**Exercise requirements:**
Quote every line as given.

**Data supplied:**

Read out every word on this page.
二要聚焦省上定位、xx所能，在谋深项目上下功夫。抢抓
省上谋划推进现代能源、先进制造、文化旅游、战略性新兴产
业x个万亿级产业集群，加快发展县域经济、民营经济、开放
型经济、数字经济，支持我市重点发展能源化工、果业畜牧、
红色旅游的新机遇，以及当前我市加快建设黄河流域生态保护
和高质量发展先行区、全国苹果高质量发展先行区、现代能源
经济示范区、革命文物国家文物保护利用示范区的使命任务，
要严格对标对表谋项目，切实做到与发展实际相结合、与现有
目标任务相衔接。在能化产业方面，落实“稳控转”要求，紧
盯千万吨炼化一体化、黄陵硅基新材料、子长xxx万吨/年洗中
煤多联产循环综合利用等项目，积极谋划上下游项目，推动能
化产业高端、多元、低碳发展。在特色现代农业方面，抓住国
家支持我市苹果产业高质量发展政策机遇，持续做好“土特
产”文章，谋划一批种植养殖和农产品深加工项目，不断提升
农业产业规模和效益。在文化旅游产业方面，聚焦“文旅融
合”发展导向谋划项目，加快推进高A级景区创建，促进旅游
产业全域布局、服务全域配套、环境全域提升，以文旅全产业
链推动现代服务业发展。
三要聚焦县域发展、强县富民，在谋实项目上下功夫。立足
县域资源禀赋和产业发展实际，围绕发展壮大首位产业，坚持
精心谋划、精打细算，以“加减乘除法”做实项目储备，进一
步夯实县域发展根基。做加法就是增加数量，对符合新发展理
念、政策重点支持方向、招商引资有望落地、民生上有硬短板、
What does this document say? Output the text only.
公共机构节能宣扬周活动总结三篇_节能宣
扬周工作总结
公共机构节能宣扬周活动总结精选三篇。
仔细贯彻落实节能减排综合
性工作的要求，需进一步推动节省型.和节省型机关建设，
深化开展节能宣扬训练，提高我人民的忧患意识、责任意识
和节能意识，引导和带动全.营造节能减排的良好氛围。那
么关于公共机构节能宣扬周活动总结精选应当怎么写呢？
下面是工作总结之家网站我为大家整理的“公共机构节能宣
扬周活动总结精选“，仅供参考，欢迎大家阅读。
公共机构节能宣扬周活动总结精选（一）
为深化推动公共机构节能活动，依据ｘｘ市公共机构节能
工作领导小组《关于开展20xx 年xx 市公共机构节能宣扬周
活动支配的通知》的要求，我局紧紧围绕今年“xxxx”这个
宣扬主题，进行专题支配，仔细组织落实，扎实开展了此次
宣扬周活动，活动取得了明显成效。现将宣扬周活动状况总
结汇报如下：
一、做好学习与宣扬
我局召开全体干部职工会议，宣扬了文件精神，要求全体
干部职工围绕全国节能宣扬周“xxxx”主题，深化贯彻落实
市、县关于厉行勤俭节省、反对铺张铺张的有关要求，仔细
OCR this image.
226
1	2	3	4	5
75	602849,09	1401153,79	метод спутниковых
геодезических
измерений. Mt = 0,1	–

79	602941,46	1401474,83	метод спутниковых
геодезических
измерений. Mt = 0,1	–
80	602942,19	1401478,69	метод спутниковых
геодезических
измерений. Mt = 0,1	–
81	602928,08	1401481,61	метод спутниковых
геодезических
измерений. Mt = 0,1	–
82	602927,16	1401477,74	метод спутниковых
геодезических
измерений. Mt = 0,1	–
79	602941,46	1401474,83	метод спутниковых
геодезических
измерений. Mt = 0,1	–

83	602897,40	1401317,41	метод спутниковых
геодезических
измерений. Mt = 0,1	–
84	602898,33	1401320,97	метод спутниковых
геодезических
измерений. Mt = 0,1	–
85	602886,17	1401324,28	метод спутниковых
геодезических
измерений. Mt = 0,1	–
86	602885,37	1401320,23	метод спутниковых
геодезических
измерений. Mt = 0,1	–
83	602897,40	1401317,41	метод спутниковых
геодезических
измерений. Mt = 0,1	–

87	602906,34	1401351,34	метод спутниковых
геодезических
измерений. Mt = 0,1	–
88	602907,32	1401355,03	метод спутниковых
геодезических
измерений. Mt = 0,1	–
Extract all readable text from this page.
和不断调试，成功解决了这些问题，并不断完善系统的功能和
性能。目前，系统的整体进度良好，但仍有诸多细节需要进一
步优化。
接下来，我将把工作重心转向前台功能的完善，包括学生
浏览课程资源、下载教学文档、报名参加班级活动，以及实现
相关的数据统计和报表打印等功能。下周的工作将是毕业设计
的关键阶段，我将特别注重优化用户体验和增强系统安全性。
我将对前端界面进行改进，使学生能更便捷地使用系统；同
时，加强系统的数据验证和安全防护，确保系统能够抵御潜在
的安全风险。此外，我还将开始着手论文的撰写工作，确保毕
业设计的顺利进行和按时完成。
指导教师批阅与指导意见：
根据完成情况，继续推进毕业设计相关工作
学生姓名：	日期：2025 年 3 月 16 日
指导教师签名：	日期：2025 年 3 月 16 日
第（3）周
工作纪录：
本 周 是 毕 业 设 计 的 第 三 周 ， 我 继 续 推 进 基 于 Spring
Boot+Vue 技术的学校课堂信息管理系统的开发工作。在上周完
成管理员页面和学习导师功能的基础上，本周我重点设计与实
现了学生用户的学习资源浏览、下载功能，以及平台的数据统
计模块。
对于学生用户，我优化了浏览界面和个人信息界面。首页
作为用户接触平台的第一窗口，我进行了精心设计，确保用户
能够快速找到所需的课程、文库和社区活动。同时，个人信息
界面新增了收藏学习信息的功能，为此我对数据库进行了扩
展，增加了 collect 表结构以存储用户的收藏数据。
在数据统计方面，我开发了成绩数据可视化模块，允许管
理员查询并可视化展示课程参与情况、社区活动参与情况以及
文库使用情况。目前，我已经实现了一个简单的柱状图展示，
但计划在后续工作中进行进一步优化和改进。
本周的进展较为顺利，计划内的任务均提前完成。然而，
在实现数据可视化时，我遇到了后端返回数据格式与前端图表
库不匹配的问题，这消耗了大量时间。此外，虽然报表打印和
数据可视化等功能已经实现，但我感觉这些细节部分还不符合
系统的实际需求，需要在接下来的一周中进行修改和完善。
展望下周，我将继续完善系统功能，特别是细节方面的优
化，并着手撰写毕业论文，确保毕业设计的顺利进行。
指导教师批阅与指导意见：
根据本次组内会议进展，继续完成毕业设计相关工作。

**Finished task:**
Read out every word on this page.
二要聚焦省上定位、xx所能，在谋深项目上下功夫。抢抓
省上谋划推进现代能源、先进制造、文化旅游、战略性新兴产
业x个万亿级产业集群，加快发展县域经济、民营经济、开放
型经济、数字经济，支持我市重点发展能源化工、果业畜牧、
红色旅游的新机遇，以及当前我市加快建设黄河流域生态保护
和高质量发展先行区、全国苹果高质量发展先行区、现代能源
经济示范区、革命文物国家文物保护利用示范区的使命任务，
要严格对标对表谋项目，切实做到与发展实际相结合、与现有
目标任务相衔接。在能化产业方面，落实“稳控转”要求，紧
盯千万吨炼化一体化、黄陵硅基新材料、子长xxx万吨/年洗中
煤多联产循环综合利用等项目，积极谋划上下游项目，推动能
化产业高端、多元、低碳发展。在特色现代农业方面，抓住国
家支持我市苹果产业高质量发展政策机遇，持续做好“土特
产”文章，谋划一批种植养殖和农产品深加工项目，不断提升
农业产业规模和效益。在文化旅游产业方面，聚焦“文旅融
合”发展导向谋划项目，加快推进高A级景区创建，促进旅游
产业全域布局、服务全域配套、环境全域提升，以文旅全产业
链推动现代服务业发展。
三要聚焦县域发展、强县富民，在谋实项目上下功夫。立足
县域资源禀赋和产业发展实际，围绕发展壮大首位产业，坚持
精心谋划、精打细算，以“加减乘除法”做实项目储备，进一
步夯实县域发展根基。做加法就是增加数量，对符合新发展理
念、政策重点支持方向、招商引资有望落地、民生上有硬短板、
What does this document say? Output the text only.
公共机构节能宣扬周活动总结三篇_节能宣
扬周工作总结
公共机构节能宣扬周活动总结精选三篇。
仔细贯彻落实节能减排综合
性工作的要求，需进一步推动节省型.和节省型机关建设，
深化开展节能宣扬训练，提高我人民的忧患意识、责任意识
和节能意识，引导和带动全.营造节能减排的良好氛围。那
么关于公共机构节能宣扬周活动总结精选应当怎么写呢？
下面是工作总结之家网站我为大家整理的“公共机构节能宣
扬周活动总结精选“，仅供参考，欢迎大家阅读。
公共机构节能宣扬周活动总结精选（一）
为深化推动公共机构节能活动，依据ｘｘ市公共机构节能
工作领导小组《关于开展20xx 年xx 市公共机构节能宣扬周
活动支配的通知》的要求，我局紧紧围绕今年“xxxx”这个
宣扬主题，进行专题支配，仔细组织落实，扎实开展了此次
宣扬周活动，活动取得了明显成效。现将宣扬周活动状况总
结汇报如下：
一、做好学习与宣扬
我局召开全体干部职工会议，宣扬了文件精神，要求全体
干部职工围绕全国节能宣扬周“xxxx”主题，深化贯彻落实
市、县关于厉行勤俭节省、反对铺张铺张的有关要求，仔细
OCR this image.
226
1	2	3	4	5
75	602849,09	1401153,79	метод спутниковых
геодезических
измерений. Mt = 0,1	–

79	602941,46	1401474,83	метод спутниковых
геодезических
измерений. Mt = 0,1	–
80	602942,19	1401478,69	метод спутниковых
геодезических
измерений. Mt = 0,1	–
81	602928,08	1401481,61	метод спутниковых
геодезических
измерений. Mt = 0,1	–
82	602927,16	1401477,74	метод спутниковых
геодезических
измерений. Mt = 0,1	–
79	602941,46	1401474,83	метод спутниковых
геодезических
измерений. Mt = 0,1	–

83	602897,40	1401317,41	метод спутниковых
геодезических
измерений. Mt = 0,1	–
84	602898,33	1401320,97	метод спутниковых
геодезических
измерений. Mt = 0,1	–
85	602886,17	1401324,28	метод спутниковых
геодезических
измерений. Mt = 0,1	–
86	602885,37	1401320,23	метод спутниковых
геодезических
измерений. Mt = 0,1	–
83	602897,40	1401317,41	метод спутниковых
геодезических
измерений. Mt = 0,1	–

87	602906,34	1401351,34	метод спутниковых
геодезических
измерений. Mt = 0,1	–
88	602907,32	1401355,03	метод спутниковых
геодезических
измерений. Mt = 0,1	–
Extract all readable text from this page.
和不断调试，成功解决了这些问题，并不断完善系统的功能和
性能。目前，系统的整体进度良好，但仍有诸多细节需要进一
步优化。
接下来，我将把工作重心转向前台功能的完善，包括学生
浏览课程资源、下载教学文档、报名参加班级活动，以及实现
相关的数据统计和报表打印等功能。下周的工作将是毕业设计
的关键阶段，我将特别注重优化用户体验和增强系统安全性。
我将对前端界面进行改进，使学生能更便捷地使用系统；同
时，加强系统的数据验证和安全防护，确保系统能够抵御潜在
的安全风险。此外，我还将开始着手论文的撰写工作，确保毕
业设计的顺利进行和按时完成。
指导教师批阅与指导意见：
根据完成情况，继续推进毕业设计相关工作
学生姓名：	日期：2025 年 3 月 16 日
指导教师签名：	日期：2025 年 3 月 16 日
第（3）周
工作纪录：
本 周 是 毕 业 设 计 的 第 三 周 ， 我 继 续 推 进 基 于 Spring
Boot+Vue 技术的学校课堂信息管理系统的开发工作。在上周完
成管理员页面和学习导师功能的基础上，本周我重点设计与实
现了学生用户的学习资源浏览、下载功能，以及平台的数据统
计模块。
对于学生用户，我优化了浏览界面和个人信息界面。首页
作为用户接触平台的第一窗口，我进行了精心设计，确保用户
能够快速找到所需的课程、文库和社区活动。同时，个人信息
界面新增了收藏学习信息的功能，为此我对数据库进行了扩
展，增加了 collect 表结构以存储用户的收藏数据。
在数据统计方面，我开发了成绩数据可视化模块，允许管
理员查询并可视化展示课程参与情况、社区活动参与情况以及
文库使用情况。目前，我已经实现了一个简单的柱状图展示，
但计划在后续工作中进行进一步优化和改进。
本周的进展较为顺利，计划内的任务均提前完成。然而，
在实现数据可视化时，我遇到了后端返回数据格式与前端图表
库不匹配的问题，这消耗了大量时间。此外，虽然报表打印和
数据可视化等功能已经实现，但我感觉这些细节部分还不符合
系统的实际需求，需要在接下来的一周中进行修改和完善。
展望下周，我将继续完善系统功能，特别是细节方面的优
化，并着手撰写毕业论文，确保毕业设计的顺利进行。
指导教师批阅与指导意见：
根据本次组内会议进展，继续完成毕业设计相关工作。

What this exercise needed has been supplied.